Wherever the word "регулирования" appears in a line, extract that line.

## BEGIN

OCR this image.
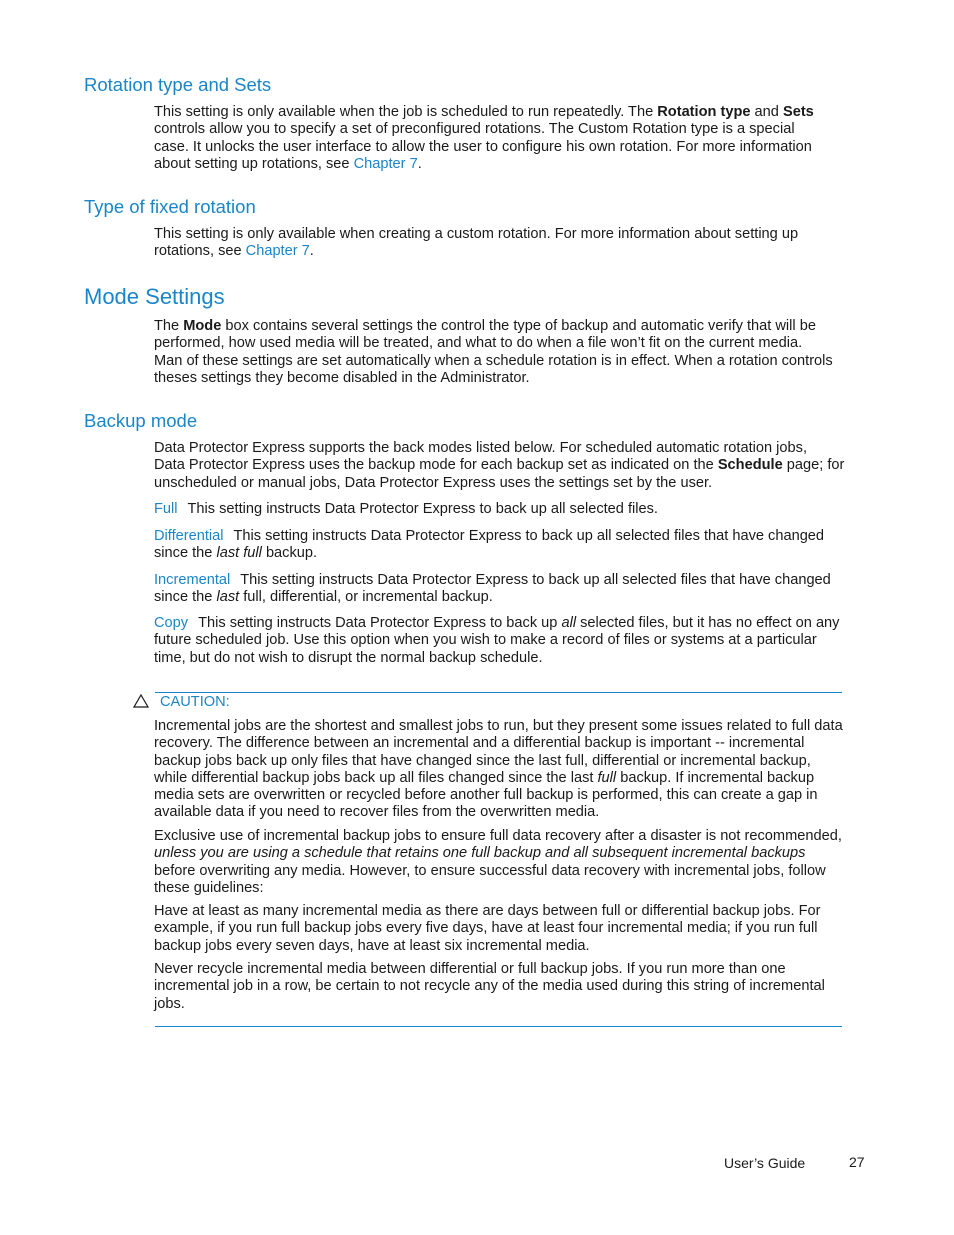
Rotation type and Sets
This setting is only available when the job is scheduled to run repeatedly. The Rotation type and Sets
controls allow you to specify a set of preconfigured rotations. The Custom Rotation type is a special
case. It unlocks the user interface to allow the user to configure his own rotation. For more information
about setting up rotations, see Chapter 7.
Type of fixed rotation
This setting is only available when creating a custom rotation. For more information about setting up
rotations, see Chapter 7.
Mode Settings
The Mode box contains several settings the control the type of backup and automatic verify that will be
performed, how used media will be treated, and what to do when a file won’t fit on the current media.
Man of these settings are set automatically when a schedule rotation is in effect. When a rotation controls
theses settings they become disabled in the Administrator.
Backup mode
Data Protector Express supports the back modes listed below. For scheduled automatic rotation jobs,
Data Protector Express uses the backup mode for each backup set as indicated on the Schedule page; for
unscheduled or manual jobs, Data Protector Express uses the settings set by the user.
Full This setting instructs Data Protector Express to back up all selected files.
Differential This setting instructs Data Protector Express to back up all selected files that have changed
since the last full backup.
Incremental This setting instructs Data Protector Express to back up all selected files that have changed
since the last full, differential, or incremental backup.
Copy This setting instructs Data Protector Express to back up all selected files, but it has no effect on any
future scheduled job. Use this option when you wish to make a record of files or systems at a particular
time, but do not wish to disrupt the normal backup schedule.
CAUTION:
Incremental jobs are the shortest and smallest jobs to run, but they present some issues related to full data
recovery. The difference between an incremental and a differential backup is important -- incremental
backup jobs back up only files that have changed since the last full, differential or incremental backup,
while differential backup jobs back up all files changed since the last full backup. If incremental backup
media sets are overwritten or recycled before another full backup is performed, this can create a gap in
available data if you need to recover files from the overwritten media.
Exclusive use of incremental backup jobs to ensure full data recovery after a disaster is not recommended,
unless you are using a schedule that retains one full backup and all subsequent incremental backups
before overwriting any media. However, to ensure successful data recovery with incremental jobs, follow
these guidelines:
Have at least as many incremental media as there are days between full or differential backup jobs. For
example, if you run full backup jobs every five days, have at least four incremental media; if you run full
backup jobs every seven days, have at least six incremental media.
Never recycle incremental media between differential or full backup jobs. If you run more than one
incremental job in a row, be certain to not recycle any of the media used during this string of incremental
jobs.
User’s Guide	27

## END
## BEGIN

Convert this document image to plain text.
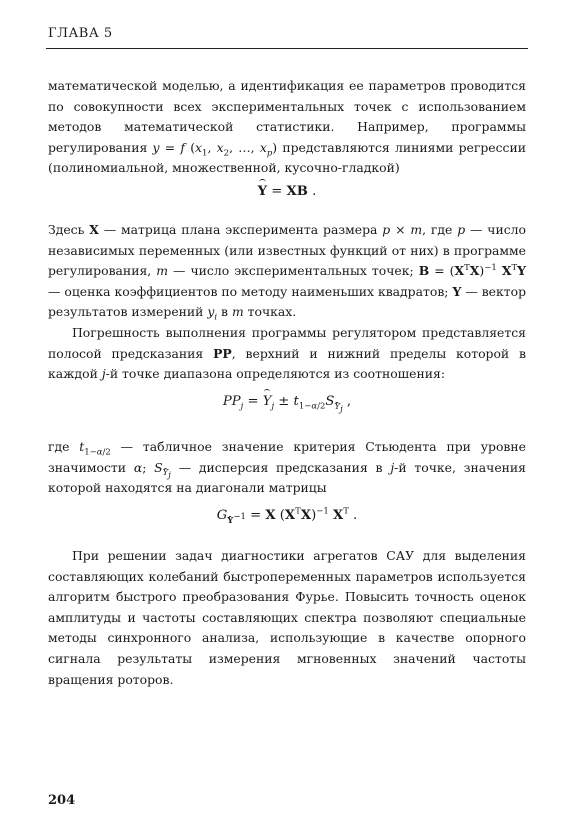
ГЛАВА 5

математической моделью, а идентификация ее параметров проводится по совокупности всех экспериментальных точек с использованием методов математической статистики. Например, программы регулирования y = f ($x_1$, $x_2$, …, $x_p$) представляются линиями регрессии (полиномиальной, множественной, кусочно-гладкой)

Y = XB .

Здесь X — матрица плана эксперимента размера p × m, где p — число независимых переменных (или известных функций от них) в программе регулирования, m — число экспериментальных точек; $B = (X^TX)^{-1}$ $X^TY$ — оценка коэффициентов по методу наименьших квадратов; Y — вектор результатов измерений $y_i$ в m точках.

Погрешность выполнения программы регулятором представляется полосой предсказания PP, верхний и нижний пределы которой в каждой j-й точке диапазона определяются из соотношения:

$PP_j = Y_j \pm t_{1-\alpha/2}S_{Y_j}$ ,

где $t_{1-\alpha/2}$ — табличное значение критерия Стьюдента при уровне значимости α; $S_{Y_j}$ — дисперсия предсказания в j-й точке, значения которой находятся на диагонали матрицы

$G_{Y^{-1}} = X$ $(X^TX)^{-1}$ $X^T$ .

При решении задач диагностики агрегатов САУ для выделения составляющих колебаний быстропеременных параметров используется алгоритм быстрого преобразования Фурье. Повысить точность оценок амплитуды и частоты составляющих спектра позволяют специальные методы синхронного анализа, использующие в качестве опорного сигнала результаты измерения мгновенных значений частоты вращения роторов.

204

## END
## BEGIN

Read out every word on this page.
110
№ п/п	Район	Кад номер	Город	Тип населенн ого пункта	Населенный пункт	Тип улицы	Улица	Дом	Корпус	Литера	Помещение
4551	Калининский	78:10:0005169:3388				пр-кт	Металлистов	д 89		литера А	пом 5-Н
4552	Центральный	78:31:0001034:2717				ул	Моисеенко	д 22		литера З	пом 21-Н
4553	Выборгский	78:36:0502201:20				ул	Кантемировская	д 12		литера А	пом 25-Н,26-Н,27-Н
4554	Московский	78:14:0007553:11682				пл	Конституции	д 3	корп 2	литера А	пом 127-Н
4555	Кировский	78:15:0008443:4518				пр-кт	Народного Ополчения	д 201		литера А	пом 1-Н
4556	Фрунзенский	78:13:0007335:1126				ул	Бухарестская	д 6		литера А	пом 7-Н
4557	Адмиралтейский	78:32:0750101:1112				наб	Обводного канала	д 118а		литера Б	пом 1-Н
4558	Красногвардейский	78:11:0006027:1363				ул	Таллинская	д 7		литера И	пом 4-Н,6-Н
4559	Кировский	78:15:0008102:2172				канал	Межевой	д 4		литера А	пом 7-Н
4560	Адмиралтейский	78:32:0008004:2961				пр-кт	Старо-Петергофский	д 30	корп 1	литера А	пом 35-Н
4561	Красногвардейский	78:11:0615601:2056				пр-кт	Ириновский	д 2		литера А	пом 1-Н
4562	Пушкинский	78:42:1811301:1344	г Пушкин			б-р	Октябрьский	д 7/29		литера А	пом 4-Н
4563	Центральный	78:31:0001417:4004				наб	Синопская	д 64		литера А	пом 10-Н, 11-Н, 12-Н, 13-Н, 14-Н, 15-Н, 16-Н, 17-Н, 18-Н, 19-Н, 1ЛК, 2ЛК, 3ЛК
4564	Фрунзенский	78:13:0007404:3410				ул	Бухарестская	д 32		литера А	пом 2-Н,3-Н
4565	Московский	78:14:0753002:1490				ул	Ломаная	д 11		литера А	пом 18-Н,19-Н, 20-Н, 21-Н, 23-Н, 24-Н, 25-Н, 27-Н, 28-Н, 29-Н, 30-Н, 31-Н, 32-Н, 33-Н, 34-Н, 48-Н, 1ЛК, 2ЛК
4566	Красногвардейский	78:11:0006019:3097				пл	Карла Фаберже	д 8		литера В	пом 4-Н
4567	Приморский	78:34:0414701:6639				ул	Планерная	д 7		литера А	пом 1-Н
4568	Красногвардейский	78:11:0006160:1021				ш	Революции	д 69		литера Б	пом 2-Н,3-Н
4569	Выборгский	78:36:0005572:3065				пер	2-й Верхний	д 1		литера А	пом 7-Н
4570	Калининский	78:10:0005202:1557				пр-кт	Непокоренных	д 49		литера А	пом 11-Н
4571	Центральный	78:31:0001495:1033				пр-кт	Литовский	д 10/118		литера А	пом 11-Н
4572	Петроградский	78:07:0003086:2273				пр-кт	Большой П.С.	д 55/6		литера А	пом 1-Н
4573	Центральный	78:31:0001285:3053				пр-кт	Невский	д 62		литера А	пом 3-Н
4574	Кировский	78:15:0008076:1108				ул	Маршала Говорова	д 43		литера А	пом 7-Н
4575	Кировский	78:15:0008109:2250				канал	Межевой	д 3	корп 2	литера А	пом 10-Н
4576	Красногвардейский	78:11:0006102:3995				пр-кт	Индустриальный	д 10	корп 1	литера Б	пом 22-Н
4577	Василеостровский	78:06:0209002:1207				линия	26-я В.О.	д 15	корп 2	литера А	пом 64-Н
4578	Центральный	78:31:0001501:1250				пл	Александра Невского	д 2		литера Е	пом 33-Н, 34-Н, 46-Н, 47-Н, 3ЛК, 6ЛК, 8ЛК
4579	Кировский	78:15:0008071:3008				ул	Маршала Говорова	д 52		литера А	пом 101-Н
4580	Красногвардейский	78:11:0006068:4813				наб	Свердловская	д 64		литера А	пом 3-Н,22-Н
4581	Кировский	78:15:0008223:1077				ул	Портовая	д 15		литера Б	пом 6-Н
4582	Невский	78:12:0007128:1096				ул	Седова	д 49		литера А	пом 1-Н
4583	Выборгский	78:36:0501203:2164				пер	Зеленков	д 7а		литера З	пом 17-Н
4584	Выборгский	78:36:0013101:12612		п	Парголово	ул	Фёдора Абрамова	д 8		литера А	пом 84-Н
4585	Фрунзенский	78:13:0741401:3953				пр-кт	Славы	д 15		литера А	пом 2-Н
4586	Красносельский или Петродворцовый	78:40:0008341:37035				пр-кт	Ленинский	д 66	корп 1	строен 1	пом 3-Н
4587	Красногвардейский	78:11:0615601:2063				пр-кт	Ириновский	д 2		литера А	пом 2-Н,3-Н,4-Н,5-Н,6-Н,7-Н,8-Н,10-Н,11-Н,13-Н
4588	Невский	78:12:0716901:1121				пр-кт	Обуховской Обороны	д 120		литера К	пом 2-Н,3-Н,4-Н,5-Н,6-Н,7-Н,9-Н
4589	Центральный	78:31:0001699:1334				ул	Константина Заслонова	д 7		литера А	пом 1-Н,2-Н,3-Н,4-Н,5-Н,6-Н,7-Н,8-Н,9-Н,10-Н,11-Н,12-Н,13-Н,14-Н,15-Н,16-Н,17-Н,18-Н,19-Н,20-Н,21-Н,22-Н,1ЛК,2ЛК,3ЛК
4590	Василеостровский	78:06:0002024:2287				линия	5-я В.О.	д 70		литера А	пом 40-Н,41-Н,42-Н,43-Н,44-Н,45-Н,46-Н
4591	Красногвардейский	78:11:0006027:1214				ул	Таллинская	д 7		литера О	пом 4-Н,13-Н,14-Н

## END

_TASK OUTPUT:_
математической моделью, а идентификация ее параметров проводится по совокупности всех экспериментальных точек с использованием методов математической статистики. Например, программы регулирования y = f ($x_1$, $x_2$, …, $x_p$) представляются линиями регрессии (полиномиальной, множественной, кусочно-гладкой)
Здесь X — матрица плана эксперимента размера p × m, где p — число независимых переменных (или известных функций от них) в программе регулирования, m — число экспериментальных точек; $B = (X^TX)^{-1}$ $X^TY$ — оценка коэффициентов по методу наименьших квадратов; Y — вектор результатов измерений $y_i$ в m точках.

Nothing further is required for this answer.